→ **Direction**: Go through the listing and copy each line with the string "ПЕСТИЦИДОВ".

↓

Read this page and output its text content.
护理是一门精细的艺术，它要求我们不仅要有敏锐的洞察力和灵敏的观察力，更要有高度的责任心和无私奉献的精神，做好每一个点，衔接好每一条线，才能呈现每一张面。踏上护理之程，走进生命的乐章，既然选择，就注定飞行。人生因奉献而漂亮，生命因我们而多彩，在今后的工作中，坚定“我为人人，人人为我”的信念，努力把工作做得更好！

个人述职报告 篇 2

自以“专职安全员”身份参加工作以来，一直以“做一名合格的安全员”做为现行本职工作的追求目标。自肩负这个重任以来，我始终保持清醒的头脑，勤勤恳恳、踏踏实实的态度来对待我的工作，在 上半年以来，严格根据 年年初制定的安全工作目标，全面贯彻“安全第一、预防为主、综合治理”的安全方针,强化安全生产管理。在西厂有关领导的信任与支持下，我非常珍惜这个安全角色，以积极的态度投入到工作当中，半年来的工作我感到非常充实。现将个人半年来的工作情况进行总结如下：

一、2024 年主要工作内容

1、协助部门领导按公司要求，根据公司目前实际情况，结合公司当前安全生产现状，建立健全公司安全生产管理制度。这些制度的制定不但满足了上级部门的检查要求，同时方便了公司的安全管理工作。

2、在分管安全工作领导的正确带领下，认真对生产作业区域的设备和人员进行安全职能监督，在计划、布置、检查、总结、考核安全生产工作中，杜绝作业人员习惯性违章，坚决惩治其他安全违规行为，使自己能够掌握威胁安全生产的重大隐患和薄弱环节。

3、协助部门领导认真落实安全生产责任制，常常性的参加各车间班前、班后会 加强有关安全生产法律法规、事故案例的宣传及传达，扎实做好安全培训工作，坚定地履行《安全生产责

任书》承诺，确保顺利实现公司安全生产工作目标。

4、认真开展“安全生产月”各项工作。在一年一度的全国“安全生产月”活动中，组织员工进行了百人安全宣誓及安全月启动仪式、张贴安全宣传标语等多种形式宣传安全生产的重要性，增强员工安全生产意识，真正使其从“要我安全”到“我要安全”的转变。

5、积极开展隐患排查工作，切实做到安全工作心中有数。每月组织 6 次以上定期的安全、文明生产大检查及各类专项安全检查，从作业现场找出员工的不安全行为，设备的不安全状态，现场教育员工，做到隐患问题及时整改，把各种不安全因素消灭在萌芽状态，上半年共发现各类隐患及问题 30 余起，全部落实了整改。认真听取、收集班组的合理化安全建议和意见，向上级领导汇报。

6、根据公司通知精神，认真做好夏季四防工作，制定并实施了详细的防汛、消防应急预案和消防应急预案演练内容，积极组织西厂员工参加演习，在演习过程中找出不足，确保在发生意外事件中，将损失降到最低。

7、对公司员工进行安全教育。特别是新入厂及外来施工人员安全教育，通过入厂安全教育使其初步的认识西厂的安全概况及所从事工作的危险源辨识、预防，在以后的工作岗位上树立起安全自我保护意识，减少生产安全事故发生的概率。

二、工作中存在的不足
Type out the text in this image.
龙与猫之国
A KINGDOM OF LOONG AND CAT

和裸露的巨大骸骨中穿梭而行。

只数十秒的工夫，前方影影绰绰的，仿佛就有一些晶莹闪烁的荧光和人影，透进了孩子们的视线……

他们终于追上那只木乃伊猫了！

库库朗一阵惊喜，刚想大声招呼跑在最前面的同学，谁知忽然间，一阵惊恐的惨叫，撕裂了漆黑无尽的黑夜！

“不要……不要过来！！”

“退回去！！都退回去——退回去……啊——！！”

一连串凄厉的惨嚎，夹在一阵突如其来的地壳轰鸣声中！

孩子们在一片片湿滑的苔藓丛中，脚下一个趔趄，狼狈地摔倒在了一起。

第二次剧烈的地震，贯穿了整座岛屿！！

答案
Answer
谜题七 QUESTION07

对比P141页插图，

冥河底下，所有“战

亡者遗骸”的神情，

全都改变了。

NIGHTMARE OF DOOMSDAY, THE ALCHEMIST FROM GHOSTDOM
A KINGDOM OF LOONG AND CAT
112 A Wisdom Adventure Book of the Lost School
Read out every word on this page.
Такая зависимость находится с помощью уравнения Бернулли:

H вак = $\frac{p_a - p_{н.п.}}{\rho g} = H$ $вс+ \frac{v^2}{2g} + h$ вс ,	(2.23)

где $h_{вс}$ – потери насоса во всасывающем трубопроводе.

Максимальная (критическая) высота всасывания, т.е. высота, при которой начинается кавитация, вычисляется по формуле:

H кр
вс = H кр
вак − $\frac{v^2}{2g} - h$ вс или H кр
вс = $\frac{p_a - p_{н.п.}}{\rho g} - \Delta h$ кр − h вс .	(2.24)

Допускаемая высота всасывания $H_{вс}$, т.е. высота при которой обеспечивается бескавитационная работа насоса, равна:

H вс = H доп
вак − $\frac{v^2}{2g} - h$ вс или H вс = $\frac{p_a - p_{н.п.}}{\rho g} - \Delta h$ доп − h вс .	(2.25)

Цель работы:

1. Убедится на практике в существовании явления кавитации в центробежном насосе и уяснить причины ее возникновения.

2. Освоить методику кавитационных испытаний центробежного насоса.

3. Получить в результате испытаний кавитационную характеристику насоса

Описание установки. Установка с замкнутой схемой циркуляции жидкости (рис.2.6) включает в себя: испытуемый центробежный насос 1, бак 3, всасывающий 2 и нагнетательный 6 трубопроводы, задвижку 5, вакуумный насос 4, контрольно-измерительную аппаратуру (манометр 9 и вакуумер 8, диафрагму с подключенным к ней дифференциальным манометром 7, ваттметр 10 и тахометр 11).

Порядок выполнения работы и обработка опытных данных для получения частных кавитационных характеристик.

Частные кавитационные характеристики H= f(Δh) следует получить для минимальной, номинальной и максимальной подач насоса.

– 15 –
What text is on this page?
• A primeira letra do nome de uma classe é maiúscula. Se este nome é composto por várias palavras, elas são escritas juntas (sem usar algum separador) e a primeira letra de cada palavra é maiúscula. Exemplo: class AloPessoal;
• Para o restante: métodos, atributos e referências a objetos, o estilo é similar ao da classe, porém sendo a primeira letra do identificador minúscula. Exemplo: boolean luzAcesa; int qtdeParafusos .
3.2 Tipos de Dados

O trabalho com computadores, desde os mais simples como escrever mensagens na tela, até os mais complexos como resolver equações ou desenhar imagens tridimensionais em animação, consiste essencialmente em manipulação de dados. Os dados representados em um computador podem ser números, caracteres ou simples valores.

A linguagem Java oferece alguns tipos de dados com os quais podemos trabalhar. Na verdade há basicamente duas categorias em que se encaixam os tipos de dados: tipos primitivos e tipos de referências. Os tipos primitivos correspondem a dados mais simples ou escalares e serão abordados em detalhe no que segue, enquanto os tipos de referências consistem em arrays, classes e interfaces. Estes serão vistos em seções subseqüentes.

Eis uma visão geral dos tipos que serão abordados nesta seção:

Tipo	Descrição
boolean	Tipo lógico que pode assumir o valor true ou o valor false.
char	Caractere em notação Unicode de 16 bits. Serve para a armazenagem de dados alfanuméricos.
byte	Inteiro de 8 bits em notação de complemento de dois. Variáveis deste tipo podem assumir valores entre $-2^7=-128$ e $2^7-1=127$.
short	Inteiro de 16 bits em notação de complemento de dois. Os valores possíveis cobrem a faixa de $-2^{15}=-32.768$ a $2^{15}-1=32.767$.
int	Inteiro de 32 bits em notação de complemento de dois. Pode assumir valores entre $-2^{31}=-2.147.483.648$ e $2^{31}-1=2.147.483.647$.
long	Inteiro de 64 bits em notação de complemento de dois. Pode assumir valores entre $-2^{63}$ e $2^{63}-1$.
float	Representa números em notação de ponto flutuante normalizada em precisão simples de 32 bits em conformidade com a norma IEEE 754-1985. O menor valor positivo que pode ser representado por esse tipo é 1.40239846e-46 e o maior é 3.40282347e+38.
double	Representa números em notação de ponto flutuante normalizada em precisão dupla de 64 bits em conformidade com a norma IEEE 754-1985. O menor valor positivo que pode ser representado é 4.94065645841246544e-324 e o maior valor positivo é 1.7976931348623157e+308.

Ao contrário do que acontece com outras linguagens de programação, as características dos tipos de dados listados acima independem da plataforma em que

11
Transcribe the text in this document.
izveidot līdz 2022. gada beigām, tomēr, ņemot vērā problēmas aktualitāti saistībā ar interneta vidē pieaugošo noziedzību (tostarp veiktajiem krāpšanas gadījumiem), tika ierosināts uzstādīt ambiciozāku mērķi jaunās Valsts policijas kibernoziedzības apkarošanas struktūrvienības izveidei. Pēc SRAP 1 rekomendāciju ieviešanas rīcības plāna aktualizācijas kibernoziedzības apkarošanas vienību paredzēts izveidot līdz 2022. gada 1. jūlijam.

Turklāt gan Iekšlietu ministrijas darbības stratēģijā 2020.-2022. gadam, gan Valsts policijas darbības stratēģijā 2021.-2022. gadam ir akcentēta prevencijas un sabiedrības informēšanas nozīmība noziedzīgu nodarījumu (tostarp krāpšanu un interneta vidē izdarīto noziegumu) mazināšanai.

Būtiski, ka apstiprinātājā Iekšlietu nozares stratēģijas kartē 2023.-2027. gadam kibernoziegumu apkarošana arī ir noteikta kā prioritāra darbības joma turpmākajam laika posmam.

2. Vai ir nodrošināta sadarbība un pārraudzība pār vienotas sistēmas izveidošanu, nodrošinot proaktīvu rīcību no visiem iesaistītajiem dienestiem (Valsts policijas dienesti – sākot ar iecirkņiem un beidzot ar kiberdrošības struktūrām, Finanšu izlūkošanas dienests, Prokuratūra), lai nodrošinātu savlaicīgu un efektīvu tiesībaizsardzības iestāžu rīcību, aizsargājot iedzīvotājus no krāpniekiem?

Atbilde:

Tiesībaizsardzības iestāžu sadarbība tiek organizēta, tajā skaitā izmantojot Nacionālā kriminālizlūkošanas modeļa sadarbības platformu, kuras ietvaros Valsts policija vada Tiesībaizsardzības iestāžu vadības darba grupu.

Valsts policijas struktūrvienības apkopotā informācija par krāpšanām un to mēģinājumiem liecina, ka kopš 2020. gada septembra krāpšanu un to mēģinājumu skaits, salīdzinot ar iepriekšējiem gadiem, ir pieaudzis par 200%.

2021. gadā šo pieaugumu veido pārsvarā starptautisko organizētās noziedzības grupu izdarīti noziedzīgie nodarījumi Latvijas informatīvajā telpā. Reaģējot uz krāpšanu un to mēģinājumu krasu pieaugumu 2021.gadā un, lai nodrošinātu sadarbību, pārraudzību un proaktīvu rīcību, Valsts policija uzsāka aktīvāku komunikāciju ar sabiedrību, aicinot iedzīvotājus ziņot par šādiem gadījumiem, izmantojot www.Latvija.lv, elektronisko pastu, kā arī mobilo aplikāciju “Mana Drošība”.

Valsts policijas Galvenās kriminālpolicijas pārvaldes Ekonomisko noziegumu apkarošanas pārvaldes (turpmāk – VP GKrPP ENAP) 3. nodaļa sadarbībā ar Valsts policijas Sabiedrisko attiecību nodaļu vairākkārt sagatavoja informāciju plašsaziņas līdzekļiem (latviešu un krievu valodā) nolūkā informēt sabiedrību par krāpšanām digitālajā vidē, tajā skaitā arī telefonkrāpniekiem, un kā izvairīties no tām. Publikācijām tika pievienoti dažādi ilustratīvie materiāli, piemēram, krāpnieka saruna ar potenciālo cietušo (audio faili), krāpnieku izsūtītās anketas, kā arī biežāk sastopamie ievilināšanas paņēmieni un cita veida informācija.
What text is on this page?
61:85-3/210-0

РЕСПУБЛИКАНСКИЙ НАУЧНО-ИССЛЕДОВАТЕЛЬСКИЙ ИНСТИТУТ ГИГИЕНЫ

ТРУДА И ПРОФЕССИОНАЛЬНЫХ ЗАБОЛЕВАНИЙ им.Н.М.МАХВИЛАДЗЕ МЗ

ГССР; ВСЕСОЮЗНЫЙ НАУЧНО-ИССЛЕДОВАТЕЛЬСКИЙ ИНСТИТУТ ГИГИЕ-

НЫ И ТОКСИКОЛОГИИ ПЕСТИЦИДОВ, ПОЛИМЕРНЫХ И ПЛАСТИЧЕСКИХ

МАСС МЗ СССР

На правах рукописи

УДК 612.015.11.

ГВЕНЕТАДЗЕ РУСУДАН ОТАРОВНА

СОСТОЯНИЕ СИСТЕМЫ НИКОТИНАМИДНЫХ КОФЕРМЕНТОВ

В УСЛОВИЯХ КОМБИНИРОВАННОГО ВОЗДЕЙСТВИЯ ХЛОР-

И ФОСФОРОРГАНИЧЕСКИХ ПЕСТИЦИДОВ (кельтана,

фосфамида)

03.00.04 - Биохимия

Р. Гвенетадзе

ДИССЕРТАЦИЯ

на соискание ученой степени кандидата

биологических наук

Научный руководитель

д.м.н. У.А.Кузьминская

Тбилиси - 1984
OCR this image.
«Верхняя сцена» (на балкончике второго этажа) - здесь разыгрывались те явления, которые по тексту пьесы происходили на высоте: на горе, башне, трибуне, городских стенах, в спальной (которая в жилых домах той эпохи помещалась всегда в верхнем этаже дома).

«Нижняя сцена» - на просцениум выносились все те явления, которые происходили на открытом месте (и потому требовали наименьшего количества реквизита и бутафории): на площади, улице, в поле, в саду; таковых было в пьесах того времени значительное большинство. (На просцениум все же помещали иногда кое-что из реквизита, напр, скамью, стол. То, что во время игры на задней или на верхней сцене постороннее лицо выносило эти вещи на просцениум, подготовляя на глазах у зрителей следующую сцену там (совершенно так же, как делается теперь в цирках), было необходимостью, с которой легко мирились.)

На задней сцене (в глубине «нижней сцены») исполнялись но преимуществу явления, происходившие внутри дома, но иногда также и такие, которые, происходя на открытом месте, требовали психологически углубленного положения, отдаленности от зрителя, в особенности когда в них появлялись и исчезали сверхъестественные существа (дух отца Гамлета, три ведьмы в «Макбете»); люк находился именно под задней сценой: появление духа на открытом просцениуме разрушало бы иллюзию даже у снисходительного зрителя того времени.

↑

→ **Result**:
НЫ И ТОКСИКОЛОГИИ ПЕСТИЦИДОВ, ПОЛИМЕРНЫХ И ПЛАСТИЧЕСКИХ
И ФОСФОРОРГАНИЧЕСКИХ ПЕСТИЦИДОВ (кельтана,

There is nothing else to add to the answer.